(Entries taken from a collection)
+ + + + +

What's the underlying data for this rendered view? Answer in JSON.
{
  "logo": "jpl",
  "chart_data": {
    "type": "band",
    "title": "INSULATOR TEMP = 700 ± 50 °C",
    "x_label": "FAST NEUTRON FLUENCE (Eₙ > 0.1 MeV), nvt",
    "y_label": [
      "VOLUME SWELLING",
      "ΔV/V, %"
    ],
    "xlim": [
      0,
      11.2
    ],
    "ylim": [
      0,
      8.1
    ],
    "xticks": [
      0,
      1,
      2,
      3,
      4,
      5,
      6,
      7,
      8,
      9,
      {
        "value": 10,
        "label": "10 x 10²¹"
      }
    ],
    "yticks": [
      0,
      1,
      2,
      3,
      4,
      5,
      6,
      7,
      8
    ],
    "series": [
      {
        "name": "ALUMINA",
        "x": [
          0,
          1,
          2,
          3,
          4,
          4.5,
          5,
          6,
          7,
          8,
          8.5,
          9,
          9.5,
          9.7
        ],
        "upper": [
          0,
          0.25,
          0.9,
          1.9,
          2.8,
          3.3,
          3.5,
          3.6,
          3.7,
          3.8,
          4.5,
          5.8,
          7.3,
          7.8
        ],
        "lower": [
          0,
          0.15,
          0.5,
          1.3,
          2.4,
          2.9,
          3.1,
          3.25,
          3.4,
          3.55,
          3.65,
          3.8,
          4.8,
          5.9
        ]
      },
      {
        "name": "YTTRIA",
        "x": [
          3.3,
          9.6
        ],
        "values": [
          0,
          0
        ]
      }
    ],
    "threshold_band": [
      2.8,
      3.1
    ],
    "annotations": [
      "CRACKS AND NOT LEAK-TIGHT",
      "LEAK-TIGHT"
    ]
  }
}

+ + + + +

From the records above, please extract every line and repeat it exactly.

> PROBLEM SOLUTION
What's the underlying data for this rendered view? Answer in JSON.
{
  "logo": "jpl",
  "chart_data": {
    "type": "band",
    "title": "INSULATOR TEMP = 700 ± 50 °C",
    "x_label": "FAST NEUTRON FLUENCE (Eₙ > 0.1 MeV), nvt",
    "y_label": [
      "VOLUME SWELLING",
      "ΔV/V, %"
    ],
    "xlim": [
      0,
      11.2
    ],
    "ylim": [
      0,
      8.1
    ],
    "xticks": [
      0,
      1,
      2,
      3,
      4,
      5,
      6,
      7,
      8,
      9,
      {
        "value": 10,
        "label": "10 x 10²¹"
      }
    ],
    "yticks": [
      0,
      1,
      2,
      3,
      4,
      5,
      6,
      7,
      8
    ],
    "series": [
      {
        "name": "ALUMINA",
        "x": [
          0,
          1,
          2,
          3,
          4,
          4.5,
          5,
          6,
          7,
          8,
          8.5,
          9,
          9.5,
          9.7
        ],
        "upper": [
          0,
          0.25,
          0.9,
          1.9,
          2.8,
          3.3,
          3.5,
          3.6,
          3.7,
          3.8,
          4.5,
          5.8,
          7.3,
          7.8
        ],
        "lower": [
          0,
          0.15,
          0.5,
          1.3,
          2.4,
          2.9,
          3.1,
          3.25,
          3.4,
          3.55,
          3.65,
          3.8,
          4.8,
          5.9
        ]
      },
      {
        "name": "YTTRIA",
        "x": [
          3.3,
          9.6
        ],
        "values": [
          0,
          0
        ]
      }
    ],
    "threshold_band": [
      2.8,
      3.1
    ],
    "annotations": [
      "CRACKS AND NOT LEAK-TIGHT",
      "LEAK-TIGHT"
    ]
  }
}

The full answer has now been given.